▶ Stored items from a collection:

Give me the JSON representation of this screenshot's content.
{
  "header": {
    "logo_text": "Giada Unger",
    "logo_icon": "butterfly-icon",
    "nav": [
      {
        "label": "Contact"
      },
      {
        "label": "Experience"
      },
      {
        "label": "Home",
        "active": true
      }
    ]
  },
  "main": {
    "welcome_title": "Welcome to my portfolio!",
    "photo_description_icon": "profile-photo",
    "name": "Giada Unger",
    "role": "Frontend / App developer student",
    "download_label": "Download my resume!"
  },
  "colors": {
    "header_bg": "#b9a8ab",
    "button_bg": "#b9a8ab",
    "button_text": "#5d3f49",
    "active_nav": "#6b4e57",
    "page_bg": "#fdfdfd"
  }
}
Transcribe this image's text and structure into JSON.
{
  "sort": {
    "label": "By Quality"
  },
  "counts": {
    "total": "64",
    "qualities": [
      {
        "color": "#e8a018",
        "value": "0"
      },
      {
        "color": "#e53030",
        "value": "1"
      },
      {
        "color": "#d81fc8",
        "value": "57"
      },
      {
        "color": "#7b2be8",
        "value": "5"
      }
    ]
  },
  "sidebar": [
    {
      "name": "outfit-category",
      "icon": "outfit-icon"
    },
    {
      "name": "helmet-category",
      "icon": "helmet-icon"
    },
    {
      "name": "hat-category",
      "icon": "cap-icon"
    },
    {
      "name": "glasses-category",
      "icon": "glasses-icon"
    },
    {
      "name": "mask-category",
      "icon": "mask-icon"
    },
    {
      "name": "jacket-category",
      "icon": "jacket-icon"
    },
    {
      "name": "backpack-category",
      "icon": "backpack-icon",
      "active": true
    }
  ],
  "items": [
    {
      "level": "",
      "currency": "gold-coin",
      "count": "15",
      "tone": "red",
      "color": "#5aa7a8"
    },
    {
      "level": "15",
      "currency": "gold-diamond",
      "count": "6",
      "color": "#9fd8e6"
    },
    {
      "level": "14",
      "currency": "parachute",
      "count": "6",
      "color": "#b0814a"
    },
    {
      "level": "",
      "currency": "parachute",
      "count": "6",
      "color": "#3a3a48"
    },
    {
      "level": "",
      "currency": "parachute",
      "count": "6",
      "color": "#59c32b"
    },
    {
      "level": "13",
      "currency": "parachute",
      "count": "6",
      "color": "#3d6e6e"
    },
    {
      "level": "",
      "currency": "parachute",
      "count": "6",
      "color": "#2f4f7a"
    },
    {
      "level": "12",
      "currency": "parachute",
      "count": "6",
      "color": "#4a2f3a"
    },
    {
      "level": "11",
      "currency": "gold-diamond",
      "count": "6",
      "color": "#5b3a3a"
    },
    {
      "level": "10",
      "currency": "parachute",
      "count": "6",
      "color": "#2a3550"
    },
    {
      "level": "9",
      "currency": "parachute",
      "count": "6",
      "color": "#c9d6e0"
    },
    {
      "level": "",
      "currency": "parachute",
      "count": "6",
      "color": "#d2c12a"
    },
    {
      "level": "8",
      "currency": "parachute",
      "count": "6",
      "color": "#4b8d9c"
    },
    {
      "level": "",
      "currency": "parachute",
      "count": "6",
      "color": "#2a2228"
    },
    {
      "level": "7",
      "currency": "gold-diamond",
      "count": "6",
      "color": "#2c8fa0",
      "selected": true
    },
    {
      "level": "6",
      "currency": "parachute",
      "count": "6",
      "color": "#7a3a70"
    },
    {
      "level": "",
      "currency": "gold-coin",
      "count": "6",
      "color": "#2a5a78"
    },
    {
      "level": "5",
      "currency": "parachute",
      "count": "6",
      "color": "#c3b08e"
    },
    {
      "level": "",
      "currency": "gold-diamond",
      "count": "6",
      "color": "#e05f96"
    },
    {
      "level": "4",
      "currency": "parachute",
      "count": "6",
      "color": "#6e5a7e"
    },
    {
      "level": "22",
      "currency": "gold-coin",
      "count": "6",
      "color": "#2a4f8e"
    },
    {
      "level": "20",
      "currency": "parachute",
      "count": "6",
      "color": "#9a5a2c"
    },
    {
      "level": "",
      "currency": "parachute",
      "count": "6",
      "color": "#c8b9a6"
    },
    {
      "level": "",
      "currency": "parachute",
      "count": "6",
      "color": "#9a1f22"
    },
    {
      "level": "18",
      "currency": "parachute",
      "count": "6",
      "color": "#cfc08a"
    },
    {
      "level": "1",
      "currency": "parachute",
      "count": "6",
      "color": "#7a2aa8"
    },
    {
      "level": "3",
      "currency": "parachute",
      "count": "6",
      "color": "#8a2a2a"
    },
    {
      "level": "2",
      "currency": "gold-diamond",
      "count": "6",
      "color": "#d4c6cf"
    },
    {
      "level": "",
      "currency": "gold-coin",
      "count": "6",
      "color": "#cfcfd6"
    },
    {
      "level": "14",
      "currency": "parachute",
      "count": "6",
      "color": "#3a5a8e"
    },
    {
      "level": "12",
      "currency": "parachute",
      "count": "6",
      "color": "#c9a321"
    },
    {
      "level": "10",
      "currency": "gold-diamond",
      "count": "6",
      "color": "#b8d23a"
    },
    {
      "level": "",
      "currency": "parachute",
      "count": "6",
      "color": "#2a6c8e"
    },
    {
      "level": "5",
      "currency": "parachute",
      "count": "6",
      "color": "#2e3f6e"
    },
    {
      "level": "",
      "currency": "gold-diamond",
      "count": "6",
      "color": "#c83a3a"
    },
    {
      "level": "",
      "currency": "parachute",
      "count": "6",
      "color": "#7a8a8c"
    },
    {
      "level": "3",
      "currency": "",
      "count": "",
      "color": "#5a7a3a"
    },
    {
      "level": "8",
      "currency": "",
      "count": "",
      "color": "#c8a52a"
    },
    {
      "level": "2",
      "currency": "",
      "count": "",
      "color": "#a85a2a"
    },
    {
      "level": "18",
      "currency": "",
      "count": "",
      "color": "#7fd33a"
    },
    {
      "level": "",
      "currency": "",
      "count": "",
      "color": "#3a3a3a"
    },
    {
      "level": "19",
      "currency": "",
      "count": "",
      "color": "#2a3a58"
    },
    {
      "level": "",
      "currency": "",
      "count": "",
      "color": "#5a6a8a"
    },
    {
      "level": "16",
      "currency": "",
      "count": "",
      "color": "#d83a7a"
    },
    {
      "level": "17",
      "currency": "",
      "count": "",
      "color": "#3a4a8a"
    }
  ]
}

▶ Exercise directions: Look through the entries and work out how many lines have the word "Giada" in them; reply with that number only.

▶ Result of the task: 2